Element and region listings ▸

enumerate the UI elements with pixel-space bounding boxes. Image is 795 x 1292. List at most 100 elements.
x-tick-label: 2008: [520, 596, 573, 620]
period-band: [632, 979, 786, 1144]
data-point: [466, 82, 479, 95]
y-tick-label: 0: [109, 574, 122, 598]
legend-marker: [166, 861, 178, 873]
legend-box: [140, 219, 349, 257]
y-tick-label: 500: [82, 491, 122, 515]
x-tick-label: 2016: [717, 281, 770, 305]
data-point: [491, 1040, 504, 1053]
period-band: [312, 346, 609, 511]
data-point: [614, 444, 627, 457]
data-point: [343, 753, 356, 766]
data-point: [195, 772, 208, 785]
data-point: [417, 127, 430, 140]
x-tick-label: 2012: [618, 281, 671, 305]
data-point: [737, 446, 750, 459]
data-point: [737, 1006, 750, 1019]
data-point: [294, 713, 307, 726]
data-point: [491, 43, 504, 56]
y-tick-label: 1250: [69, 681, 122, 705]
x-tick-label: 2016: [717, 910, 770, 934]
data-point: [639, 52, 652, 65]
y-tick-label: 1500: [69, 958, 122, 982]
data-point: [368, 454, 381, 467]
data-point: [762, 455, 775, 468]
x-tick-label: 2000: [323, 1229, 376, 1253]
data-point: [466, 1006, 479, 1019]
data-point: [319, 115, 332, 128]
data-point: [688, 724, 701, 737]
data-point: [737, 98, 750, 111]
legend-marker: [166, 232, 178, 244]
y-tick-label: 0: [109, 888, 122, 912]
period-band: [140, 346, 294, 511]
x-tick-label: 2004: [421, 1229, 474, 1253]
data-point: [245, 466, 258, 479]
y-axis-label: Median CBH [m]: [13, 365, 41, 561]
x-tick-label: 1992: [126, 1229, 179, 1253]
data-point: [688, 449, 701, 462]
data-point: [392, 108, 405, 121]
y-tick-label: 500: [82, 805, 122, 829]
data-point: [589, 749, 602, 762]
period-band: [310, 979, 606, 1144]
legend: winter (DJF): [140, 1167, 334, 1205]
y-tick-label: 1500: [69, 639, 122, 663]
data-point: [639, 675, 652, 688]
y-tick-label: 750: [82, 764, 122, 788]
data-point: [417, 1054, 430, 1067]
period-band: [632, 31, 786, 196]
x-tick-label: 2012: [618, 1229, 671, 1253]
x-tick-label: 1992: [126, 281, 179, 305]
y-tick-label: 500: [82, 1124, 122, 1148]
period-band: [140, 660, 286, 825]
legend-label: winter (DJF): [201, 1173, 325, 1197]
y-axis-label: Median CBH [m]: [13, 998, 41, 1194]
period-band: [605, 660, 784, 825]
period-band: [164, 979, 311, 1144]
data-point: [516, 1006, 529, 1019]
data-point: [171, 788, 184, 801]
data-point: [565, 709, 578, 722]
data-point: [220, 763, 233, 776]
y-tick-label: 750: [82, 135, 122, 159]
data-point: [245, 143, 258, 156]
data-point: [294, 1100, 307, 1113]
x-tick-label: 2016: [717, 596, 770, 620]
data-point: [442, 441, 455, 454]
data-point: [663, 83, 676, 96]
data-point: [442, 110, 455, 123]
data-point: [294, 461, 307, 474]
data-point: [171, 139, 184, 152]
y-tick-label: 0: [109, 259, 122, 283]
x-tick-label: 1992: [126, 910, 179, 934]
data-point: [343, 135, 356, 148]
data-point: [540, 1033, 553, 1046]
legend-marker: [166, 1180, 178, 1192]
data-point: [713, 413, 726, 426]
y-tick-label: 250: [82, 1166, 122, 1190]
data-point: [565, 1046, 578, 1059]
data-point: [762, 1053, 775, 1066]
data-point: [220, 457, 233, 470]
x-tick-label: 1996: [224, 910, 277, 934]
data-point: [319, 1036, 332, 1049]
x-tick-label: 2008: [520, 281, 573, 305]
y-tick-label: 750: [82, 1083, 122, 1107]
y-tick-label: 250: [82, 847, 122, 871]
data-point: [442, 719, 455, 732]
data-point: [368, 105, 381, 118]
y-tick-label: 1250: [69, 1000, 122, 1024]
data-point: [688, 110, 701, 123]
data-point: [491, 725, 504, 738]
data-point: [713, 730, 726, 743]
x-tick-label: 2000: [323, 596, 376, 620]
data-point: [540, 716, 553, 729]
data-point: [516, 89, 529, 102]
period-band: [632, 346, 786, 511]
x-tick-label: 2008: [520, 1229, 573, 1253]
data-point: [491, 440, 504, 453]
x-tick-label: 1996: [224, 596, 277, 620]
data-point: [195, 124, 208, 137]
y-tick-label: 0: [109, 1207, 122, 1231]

Problem statement ▸
Substitute "time-band" for every occurrence of "period-band" in the items above. Give all the lines again with nothing else changed.

Problem solution ▸
enumerate the UI elements with pixel-space bounding boxes. Image is 795 x 1292. List at most 100 elements.
x-tick-label: 2008: [520, 596, 573, 620]
time-band: [632, 979, 786, 1144]
data-point: [466, 82, 479, 95]
y-tick-label: 0: [109, 574, 122, 598]
legend-marker: [166, 861, 178, 873]
legend-box: [140, 219, 349, 257]
y-tick-label: 500: [82, 491, 122, 515]
x-tick-label: 2016: [717, 281, 770, 305]
data-point: [491, 1040, 504, 1053]
time-band: [312, 346, 609, 511]
data-point: [614, 444, 627, 457]
data-point: [343, 753, 356, 766]
data-point: [195, 772, 208, 785]
data-point: [417, 127, 430, 140]
x-tick-label: 2012: [618, 281, 671, 305]
data-point: [737, 446, 750, 459]
data-point: [737, 1006, 750, 1019]
data-point: [294, 713, 307, 726]
data-point: [491, 43, 504, 56]
y-tick-label: 1250: [69, 681, 122, 705]
x-tick-label: 2016: [717, 910, 770, 934]
data-point: [639, 52, 652, 65]
y-tick-label: 1500: [69, 958, 122, 982]
data-point: [368, 454, 381, 467]
data-point: [762, 455, 775, 468]
x-tick-label: 2000: [323, 1229, 376, 1253]
data-point: [466, 1006, 479, 1019]
data-point: [319, 115, 332, 128]
data-point: [688, 724, 701, 737]
data-point: [737, 98, 750, 111]
legend-marker: [166, 232, 178, 244]
y-tick-label: 0: [109, 888, 122, 912]
time-band: [140, 346, 294, 511]
x-tick-label: 2004: [421, 1229, 474, 1253]
data-point: [245, 466, 258, 479]
y-axis-label: Median CBH [m]: [13, 365, 41, 561]
x-tick-label: 1992: [126, 1229, 179, 1253]
data-point: [688, 449, 701, 462]
data-point: [392, 108, 405, 121]
y-tick-label: 500: [82, 805, 122, 829]
data-point: [589, 749, 602, 762]
time-band: [310, 979, 606, 1144]
legend: winter (DJF): [140, 1167, 334, 1205]
y-tick-label: 1500: [69, 639, 122, 663]
data-point: [639, 675, 652, 688]
y-tick-label: 750: [82, 764, 122, 788]
data-point: [417, 1054, 430, 1067]
time-band: [632, 31, 786, 196]
x-tick-label: 2012: [618, 1229, 671, 1253]
x-tick-label: 1992: [126, 281, 179, 305]
y-tick-label: 500: [82, 1124, 122, 1148]
time-band: [140, 660, 286, 825]
legend-label: winter (DJF): [201, 1173, 325, 1197]
y-axis-label: Median CBH [m]: [13, 998, 41, 1194]
time-band: [605, 660, 784, 825]
time-band: [164, 979, 311, 1144]
data-point: [516, 1006, 529, 1019]
data-point: [171, 788, 184, 801]
data-point: [565, 709, 578, 722]
data-point: [220, 763, 233, 776]
y-tick-label: 750: [82, 135, 122, 159]
data-point: [245, 143, 258, 156]
data-point: [294, 1100, 307, 1113]
x-tick-label: 2016: [717, 596, 770, 620]
data-point: [442, 441, 455, 454]
data-point: [663, 83, 676, 96]
data-point: [442, 110, 455, 123]
data-point: [294, 461, 307, 474]
data-point: [171, 139, 184, 152]
y-tick-label: 0: [109, 259, 122, 283]
x-tick-label: 1992: [126, 910, 179, 934]
data-point: [343, 135, 356, 148]
data-point: [540, 1033, 553, 1046]
legend-marker: [166, 1180, 178, 1192]
data-point: [713, 413, 726, 426]
y-tick-label: 250: [82, 1166, 122, 1190]
data-point: [565, 1046, 578, 1059]
data-point: [762, 1053, 775, 1066]
data-point: [220, 457, 233, 470]
x-tick-label: 1996: [224, 910, 277, 934]
data-point: [319, 1036, 332, 1049]
x-tick-label: 2008: [520, 281, 573, 305]
y-tick-label: 750: [82, 1083, 122, 1107]
y-tick-label: 250: [82, 847, 122, 871]
data-point: [442, 719, 455, 732]
data-point: [368, 105, 381, 118]
y-tick-label: 1250: [69, 1000, 122, 1024]
data-point: [688, 110, 701, 123]
data-point: [491, 725, 504, 738]
data-point: [713, 730, 726, 743]
x-tick-label: 2000: [323, 596, 376, 620]
data-point: [540, 716, 553, 729]
data-point: [516, 89, 529, 102]
time-band: [632, 346, 786, 511]
x-tick-label: 2008: [520, 1229, 573, 1253]
data-point: [491, 440, 504, 453]
x-tick-label: 1996: [224, 596, 277, 620]
data-point: [195, 124, 208, 137]
y-tick-label: 0: [109, 1207, 122, 1231]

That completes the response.